Raw records
◇ ◇ ◇
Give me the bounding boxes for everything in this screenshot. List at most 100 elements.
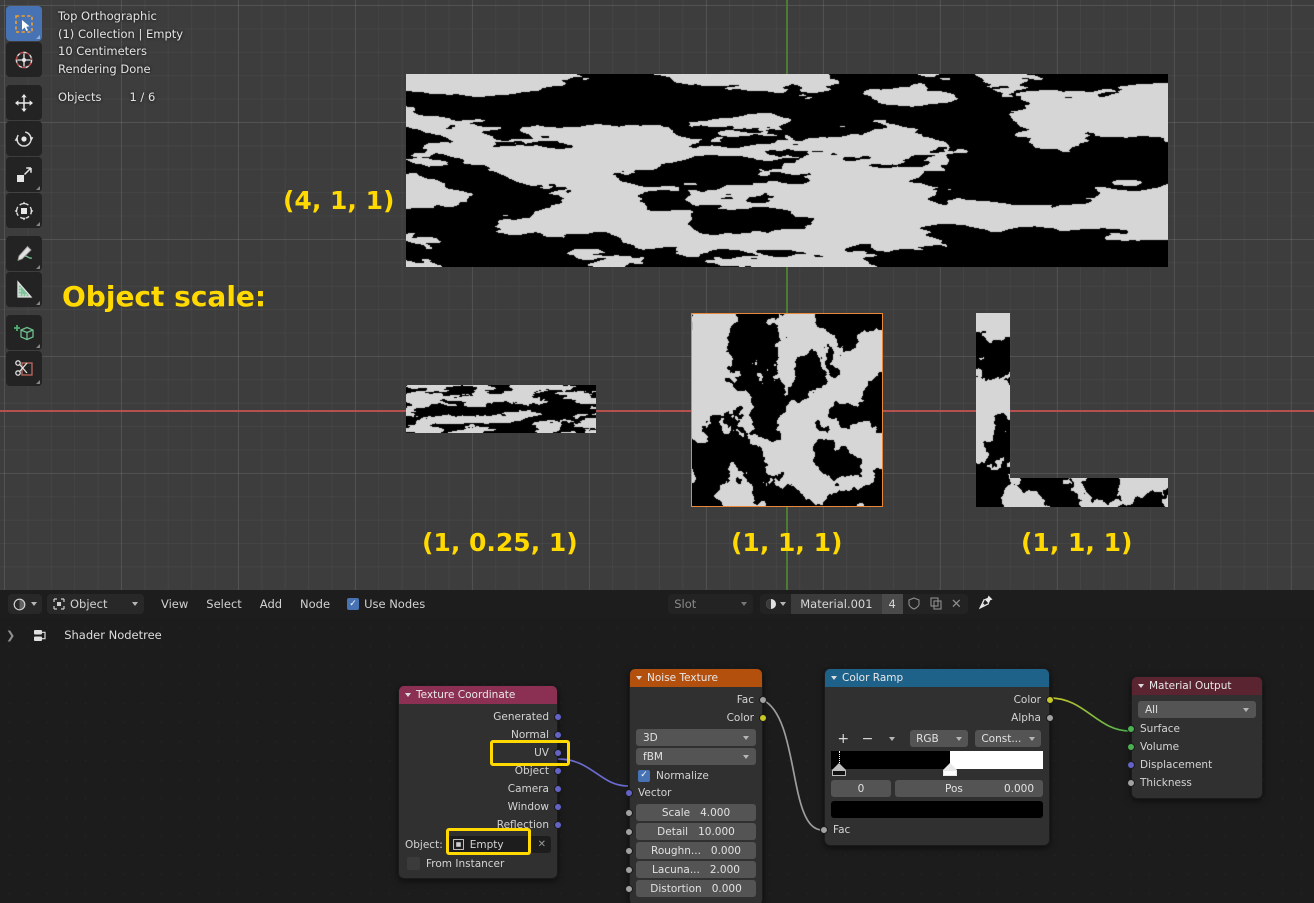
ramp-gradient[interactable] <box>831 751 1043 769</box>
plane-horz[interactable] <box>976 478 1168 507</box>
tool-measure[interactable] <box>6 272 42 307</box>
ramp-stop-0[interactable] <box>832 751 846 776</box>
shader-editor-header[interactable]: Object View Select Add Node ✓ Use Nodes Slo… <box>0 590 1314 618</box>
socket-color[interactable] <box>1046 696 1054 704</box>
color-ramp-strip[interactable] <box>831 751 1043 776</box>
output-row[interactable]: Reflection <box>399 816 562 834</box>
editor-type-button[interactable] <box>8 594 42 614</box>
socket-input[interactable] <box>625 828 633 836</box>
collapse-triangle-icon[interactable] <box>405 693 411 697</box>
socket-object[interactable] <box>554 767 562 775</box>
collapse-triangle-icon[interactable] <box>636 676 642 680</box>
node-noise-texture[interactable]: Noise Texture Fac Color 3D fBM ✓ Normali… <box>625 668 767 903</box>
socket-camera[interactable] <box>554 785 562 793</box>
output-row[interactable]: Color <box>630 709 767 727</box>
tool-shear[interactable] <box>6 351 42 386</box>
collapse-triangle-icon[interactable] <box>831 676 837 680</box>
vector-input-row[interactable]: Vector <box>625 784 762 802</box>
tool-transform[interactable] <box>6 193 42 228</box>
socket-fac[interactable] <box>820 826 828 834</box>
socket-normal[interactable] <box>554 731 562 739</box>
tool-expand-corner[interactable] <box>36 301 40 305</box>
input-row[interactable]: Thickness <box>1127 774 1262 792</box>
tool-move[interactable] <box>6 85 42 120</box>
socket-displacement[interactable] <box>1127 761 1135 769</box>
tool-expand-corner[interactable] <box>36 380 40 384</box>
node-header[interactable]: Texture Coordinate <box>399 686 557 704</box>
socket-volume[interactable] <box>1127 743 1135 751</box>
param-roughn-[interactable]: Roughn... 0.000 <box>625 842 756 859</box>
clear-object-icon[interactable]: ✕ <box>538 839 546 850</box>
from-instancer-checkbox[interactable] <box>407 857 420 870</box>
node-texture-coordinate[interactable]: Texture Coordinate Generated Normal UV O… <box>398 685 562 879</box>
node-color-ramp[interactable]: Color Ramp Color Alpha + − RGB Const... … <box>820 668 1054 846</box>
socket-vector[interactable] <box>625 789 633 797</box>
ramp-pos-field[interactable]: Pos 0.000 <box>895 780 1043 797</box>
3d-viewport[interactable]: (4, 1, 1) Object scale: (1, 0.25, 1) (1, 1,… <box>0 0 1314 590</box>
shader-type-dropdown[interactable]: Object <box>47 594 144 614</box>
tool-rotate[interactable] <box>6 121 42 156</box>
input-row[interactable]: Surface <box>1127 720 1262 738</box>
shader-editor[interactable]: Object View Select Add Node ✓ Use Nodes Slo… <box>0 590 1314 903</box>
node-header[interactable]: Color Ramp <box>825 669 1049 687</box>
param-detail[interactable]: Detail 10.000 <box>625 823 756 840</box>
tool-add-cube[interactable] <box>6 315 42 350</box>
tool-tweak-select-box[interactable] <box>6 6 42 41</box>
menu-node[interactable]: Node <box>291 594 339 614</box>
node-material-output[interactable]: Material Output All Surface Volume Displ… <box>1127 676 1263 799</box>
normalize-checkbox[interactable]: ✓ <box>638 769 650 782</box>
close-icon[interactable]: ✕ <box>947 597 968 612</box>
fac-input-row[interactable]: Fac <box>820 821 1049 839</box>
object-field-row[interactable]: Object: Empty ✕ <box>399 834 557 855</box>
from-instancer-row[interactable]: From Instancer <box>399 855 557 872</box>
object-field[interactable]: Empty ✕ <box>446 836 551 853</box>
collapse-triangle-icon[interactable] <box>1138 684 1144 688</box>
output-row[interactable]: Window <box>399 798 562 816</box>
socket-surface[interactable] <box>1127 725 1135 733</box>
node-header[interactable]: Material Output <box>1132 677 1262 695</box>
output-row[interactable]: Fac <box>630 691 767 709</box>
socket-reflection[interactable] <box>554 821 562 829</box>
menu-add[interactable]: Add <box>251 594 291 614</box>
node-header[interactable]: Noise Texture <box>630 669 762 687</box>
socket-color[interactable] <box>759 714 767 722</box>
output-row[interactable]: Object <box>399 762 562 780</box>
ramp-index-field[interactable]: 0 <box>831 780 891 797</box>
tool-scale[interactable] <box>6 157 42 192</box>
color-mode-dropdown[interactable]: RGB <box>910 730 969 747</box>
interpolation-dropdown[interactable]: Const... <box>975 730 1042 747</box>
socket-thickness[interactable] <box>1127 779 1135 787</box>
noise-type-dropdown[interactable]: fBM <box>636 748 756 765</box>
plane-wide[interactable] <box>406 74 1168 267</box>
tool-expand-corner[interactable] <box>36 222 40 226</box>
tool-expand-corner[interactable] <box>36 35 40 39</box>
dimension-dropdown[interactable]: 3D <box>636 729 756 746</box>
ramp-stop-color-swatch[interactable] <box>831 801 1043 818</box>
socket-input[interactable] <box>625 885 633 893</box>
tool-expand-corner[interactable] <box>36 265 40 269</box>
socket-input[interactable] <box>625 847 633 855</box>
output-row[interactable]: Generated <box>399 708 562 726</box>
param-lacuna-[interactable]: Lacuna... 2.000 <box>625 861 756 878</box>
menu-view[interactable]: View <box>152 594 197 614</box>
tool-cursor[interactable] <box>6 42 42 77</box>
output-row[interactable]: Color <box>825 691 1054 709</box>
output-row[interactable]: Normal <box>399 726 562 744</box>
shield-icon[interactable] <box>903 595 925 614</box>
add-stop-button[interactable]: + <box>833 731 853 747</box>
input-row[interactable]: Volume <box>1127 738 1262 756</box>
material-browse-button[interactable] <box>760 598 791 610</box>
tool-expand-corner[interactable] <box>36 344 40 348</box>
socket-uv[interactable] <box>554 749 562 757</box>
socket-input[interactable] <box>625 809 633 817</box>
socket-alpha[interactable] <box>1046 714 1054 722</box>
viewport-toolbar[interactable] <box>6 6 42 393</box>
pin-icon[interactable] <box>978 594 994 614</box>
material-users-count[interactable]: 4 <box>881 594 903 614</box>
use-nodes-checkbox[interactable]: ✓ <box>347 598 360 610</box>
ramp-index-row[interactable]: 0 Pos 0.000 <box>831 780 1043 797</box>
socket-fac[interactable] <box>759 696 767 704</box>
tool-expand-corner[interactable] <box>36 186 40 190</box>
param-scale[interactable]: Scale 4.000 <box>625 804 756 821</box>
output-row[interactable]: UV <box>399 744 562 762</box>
◇ ◇ ◇
WORK INSTRUCTIONS -
Reproduce the lines of the material verbatim, starting at the line containing "ramp-gradient[interactable] <box>831 751" and ending with the line containing "collapse-triangle-icon[interactable] <box>831 676".

ANSWER TO THE EXERCISE -
ramp-gradient[interactable] <box>831 751 1043 769</box>
plane-horz[interactable] <box>976 478 1168 507</box>
tool-measure[interactable] <box>6 272 42 307</box>
ramp-stop-0[interactable] <box>832 751 846 776</box>
shader-editor-header[interactable]: Object View Select Add Node ✓ Use Nodes Slo… <box>0 590 1314 618</box>
socket-color[interactable] <box>1046 696 1054 704</box>
color-ramp-strip[interactable] <box>831 751 1043 776</box>
output-row[interactable]: Reflection <box>399 816 562 834</box>
editor-type-button[interactable] <box>8 594 42 614</box>
socket-input[interactable] <box>625 828 633 836</box>
collapse-triangle-icon[interactable] <box>405 693 411 697</box>
socket-object[interactable] <box>554 767 562 775</box>
collapse-triangle-icon[interactable] <box>636 676 642 680</box>
node-noise-texture[interactable]: Noise Texture Fac Color 3D fBM ✓ Normali… <box>625 668 767 903</box>
socket-camera[interactable] <box>554 785 562 793</box>
output-row[interactable]: Color <box>630 709 767 727</box>
tool-shear[interactable] <box>6 351 42 386</box>
collapse-triangle-icon[interactable] <box>831 676 837 680</box>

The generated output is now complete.